Problem description:
Work out how many lines contain "text". Reply with the count alone.

________________________

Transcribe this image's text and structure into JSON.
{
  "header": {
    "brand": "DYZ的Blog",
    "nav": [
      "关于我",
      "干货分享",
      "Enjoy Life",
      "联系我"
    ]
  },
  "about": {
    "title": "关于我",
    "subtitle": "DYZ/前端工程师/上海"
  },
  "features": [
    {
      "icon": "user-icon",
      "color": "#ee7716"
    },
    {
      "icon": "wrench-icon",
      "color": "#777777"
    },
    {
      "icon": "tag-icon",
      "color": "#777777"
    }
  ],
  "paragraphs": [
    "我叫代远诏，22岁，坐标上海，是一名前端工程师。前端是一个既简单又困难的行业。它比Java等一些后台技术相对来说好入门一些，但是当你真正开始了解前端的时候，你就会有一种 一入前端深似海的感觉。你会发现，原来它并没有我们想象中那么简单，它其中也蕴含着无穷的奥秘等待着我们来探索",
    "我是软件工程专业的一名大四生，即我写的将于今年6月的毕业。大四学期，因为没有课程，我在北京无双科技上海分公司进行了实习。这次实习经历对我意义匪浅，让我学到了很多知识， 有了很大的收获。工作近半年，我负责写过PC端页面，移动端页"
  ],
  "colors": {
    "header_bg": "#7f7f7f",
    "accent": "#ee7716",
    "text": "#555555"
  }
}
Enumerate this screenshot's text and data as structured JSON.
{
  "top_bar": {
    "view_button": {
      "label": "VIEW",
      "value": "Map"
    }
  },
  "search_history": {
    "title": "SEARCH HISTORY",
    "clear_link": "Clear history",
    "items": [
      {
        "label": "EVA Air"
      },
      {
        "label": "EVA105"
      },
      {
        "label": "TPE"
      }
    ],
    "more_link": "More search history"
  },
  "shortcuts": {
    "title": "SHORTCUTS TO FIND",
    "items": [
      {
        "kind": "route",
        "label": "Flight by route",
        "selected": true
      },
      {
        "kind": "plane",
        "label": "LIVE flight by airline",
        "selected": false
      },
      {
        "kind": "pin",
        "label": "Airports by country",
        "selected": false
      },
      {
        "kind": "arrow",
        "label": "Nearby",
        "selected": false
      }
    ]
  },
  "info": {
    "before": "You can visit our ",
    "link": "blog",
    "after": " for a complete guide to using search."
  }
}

________________________

Result of this exercise:
3